*Rows from a dataset*.
========================================
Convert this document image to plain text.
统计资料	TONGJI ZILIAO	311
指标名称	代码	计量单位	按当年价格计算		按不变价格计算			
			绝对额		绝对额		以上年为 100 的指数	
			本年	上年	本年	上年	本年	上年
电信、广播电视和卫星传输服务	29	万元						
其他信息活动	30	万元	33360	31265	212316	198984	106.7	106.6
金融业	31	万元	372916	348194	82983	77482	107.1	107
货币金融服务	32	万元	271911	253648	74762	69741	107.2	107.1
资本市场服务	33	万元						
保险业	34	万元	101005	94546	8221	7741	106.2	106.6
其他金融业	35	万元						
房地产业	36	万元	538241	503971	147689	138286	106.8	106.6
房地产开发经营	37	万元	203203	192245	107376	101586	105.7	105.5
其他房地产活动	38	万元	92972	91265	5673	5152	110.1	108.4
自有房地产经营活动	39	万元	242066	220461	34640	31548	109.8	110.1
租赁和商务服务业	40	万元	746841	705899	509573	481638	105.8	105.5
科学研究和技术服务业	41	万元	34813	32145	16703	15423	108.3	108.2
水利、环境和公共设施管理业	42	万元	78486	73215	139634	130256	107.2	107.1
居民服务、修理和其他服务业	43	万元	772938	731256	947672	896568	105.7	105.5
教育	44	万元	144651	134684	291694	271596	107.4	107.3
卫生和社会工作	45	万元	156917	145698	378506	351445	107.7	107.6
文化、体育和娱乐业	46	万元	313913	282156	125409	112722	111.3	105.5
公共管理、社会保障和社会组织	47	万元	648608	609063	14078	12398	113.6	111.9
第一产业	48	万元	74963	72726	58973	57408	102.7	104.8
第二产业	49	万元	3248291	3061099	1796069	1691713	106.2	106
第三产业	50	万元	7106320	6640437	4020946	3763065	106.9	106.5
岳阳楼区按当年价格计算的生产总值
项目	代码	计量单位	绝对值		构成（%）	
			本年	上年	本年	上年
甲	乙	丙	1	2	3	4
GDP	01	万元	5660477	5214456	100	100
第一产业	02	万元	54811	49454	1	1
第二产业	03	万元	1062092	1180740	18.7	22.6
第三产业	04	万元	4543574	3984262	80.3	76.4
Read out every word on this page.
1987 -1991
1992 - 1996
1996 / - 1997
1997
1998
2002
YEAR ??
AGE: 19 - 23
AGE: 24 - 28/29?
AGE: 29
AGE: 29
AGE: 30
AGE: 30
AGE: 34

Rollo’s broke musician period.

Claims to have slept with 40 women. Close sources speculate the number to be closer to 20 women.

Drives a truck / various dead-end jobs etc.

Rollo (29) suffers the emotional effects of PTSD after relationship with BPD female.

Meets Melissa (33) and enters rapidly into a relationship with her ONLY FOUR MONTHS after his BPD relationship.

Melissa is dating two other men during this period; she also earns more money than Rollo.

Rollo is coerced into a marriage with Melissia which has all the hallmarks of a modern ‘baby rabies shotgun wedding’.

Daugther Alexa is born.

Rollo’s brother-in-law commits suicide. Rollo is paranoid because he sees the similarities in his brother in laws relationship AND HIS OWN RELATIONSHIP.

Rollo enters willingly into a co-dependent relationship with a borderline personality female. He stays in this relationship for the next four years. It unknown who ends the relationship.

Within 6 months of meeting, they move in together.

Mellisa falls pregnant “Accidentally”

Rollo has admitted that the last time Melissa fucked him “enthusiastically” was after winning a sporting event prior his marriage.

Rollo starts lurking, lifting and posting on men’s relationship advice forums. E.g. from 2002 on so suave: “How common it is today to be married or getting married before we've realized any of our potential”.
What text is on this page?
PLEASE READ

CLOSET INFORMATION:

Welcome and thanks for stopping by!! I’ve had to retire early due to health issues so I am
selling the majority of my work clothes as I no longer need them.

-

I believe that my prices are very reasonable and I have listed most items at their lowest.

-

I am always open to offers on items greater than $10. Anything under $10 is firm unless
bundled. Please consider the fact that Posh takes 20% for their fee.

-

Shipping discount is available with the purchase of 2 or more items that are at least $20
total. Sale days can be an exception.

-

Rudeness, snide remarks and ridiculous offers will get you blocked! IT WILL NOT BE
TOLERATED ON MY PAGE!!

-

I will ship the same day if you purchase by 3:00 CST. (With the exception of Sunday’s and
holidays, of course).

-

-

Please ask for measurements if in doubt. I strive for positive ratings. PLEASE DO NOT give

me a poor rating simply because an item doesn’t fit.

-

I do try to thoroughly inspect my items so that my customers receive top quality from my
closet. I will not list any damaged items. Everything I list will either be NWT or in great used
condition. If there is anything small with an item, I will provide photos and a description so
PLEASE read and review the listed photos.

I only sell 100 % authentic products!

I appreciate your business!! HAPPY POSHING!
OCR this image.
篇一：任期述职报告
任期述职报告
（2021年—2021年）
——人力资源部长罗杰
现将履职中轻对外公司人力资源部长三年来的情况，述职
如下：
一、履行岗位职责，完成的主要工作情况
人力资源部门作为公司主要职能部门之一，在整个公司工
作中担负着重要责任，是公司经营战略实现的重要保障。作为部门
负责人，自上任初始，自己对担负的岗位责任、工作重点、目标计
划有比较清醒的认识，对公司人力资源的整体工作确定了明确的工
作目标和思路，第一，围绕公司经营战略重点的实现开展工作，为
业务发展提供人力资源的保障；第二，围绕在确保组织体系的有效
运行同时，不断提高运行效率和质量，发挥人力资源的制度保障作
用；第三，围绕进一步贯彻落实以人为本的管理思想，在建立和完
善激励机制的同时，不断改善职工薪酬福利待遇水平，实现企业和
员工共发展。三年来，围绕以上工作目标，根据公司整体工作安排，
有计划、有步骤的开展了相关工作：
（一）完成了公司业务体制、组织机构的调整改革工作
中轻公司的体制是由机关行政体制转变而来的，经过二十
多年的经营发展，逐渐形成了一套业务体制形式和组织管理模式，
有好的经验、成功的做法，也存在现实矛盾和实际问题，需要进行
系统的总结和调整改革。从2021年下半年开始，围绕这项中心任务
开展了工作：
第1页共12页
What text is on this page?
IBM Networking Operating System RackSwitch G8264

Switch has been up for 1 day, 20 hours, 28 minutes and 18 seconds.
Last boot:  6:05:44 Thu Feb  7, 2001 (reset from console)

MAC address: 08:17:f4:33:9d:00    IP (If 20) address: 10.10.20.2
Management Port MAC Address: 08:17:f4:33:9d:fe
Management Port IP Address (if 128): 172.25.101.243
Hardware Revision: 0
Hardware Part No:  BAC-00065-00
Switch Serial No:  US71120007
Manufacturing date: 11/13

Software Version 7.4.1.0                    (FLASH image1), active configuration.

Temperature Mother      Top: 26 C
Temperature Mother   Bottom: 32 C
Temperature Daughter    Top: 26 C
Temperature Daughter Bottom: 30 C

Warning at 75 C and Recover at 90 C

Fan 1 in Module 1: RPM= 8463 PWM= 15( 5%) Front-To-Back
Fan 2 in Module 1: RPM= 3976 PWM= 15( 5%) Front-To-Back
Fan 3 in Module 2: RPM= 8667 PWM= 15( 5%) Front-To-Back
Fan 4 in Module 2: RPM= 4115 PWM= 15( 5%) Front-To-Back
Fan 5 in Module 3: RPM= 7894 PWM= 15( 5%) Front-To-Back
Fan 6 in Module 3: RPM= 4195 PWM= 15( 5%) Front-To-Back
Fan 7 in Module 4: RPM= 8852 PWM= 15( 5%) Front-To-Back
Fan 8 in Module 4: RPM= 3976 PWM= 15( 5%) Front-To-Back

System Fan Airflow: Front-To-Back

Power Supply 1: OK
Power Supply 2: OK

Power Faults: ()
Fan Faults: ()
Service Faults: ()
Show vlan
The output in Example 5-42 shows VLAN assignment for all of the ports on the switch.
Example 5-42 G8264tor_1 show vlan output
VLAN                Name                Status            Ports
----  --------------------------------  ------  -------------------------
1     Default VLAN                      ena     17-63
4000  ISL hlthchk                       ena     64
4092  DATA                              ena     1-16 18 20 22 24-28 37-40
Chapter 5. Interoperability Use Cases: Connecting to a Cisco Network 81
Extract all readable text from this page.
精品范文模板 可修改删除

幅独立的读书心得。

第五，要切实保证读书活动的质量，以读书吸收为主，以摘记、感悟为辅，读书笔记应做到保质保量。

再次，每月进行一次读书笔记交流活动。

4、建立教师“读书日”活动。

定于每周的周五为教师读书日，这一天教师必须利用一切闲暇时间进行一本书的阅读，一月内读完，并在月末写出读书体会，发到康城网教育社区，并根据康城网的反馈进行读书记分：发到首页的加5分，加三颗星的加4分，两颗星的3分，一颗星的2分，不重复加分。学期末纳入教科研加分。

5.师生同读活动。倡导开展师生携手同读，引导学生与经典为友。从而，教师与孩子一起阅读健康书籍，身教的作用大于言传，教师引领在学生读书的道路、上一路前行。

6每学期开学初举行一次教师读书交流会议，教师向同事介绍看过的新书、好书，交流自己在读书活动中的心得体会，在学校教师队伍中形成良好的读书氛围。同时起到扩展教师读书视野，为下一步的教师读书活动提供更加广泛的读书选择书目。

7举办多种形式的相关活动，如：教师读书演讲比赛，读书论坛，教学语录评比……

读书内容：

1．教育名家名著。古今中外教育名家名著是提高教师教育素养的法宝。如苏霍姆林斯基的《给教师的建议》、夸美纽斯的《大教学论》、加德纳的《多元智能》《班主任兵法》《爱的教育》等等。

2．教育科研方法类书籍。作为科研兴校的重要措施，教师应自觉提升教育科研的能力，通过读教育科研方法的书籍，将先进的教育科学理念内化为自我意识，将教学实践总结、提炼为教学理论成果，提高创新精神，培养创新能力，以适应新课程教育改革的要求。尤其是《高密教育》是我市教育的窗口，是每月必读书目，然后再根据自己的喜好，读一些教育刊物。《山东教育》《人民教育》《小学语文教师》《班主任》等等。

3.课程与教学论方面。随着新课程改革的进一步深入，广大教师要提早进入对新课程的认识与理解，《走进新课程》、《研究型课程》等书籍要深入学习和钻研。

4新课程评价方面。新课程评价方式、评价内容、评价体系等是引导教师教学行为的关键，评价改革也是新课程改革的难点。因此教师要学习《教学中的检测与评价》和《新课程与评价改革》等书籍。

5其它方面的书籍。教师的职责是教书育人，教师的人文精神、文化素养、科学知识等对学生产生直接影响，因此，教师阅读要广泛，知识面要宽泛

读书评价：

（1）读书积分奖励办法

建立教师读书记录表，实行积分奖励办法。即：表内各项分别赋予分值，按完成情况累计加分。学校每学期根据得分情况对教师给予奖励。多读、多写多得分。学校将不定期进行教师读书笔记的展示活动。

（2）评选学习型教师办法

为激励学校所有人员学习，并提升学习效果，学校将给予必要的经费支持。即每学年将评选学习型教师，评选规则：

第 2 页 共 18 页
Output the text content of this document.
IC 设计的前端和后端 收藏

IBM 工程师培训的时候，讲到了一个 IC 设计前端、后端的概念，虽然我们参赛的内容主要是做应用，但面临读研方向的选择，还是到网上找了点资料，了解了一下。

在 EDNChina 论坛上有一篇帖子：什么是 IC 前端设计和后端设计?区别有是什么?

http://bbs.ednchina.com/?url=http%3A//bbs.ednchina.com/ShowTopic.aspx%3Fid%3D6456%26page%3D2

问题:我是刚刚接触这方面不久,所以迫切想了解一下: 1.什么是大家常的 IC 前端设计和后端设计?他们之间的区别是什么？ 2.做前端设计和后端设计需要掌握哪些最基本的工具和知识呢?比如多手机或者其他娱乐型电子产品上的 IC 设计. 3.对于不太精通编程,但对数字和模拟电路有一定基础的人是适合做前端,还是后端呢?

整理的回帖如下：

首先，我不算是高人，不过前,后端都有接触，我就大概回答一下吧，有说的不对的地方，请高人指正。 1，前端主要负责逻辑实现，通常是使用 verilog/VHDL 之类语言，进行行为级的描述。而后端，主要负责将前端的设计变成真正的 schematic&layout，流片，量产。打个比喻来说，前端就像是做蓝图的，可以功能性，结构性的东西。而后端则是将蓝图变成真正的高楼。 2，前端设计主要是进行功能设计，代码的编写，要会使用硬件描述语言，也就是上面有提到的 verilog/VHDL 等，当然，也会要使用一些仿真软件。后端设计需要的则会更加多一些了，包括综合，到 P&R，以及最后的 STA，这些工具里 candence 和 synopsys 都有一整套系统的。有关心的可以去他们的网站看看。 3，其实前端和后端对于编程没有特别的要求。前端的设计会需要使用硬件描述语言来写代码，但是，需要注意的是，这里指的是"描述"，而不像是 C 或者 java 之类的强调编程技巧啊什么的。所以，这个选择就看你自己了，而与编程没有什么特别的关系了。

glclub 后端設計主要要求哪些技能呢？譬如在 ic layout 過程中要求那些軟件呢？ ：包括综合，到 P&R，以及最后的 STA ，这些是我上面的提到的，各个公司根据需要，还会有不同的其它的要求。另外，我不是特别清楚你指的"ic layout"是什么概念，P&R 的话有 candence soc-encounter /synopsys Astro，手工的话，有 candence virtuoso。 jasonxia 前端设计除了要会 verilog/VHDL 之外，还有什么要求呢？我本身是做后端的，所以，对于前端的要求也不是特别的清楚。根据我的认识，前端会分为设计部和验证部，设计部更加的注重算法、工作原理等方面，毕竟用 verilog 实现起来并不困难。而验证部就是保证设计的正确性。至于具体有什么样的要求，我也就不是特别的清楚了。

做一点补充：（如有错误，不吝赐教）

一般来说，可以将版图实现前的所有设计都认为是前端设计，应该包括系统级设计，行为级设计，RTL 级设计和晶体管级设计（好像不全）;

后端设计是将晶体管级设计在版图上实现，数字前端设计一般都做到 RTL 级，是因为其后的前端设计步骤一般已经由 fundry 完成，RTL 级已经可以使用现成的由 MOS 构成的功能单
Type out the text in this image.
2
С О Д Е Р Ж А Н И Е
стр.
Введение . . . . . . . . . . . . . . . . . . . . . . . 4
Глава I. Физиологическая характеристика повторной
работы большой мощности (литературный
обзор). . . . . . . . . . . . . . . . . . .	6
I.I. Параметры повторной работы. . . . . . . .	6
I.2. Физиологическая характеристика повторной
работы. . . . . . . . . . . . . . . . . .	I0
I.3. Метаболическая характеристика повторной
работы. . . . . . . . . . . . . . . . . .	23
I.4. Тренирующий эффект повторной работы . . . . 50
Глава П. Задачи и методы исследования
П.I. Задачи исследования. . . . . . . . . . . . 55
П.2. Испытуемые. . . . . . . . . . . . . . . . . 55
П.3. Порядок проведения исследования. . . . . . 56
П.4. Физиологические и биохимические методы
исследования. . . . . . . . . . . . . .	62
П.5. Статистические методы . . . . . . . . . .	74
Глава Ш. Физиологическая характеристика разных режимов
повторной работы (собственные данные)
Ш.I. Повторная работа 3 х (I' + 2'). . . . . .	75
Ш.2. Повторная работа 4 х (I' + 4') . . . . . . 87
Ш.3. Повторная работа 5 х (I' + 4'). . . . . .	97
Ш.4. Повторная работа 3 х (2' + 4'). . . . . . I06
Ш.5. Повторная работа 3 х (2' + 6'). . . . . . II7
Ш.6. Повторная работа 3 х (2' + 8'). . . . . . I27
========================================
*GOAL*. Gather all lines where the word "verilog" appears.

*RESULT OF THIS EXERCISE*.
首先，我不算是高人，不过前,后端都有接触，我就大概回答一下吧，有说的不对的地方，请高人指正。 1，前端主要负责逻辑实现，通常是使用 verilog/VHDL 之类语言，进行行为级的描述。而后端，主要负责将前端的设计变成真正的 schematic&layout，流片，量产。打个比喻来说，前端就像是做蓝图的，可以功能性，结构性的东西。而后端则是将蓝图变成真正的高楼。 2，前端设计主要是进行功能设计，代码的编写，要会使用硬件描述语言，也就是上面有提到的 verilog/VHDL 等，当然，也会要使用一些仿真软件。后端设计需要的则会更加多一些了，包括综合，到 P&R，以及最后的 STA，这些工具里 candence 和 synopsys 都有一整套系统的。有关心的可以去他们的网站看看。 3，其实前端和后端对于编程没有特别的要求。前端的设计会需要使用硬件描述语言来写代码，但是，需要注意的是，这里指的是"描述"，而不像是 C 或者 java 之类的强调编程技巧啊什么的。所以，这个选择就看你自己了，而与编程没有什么特别的关系了。
glclub 后端設計主要要求哪些技能呢？譬如在 ic layout 過程中要求那些軟件呢？ ：包括综合，到 P&R，以及最后的 STA ，这些是我上面的提到的，各个公司根据需要，还会有不同的其它的要求。另外，我不是特别清楚你指的"ic layout"是什么概念，P&R 的话有 candence soc-encounter /synopsys Astro，手工的话，有 candence virtuoso。 jasonxia 前端设计除了要会 verilog/VHDL 之外，还有什么要求呢？我本身是做后端的，所以，对于前端的要求也不是特别的清楚。根据我的认识，前端会分为设计部和验证部，设计部更加的注重算法、工作原理等方面，毕竟用 verilog 实现起来并不困难。而验证部就是保证设计的正确性。至于具体有什么样的要求，我也就不是特别的清楚了。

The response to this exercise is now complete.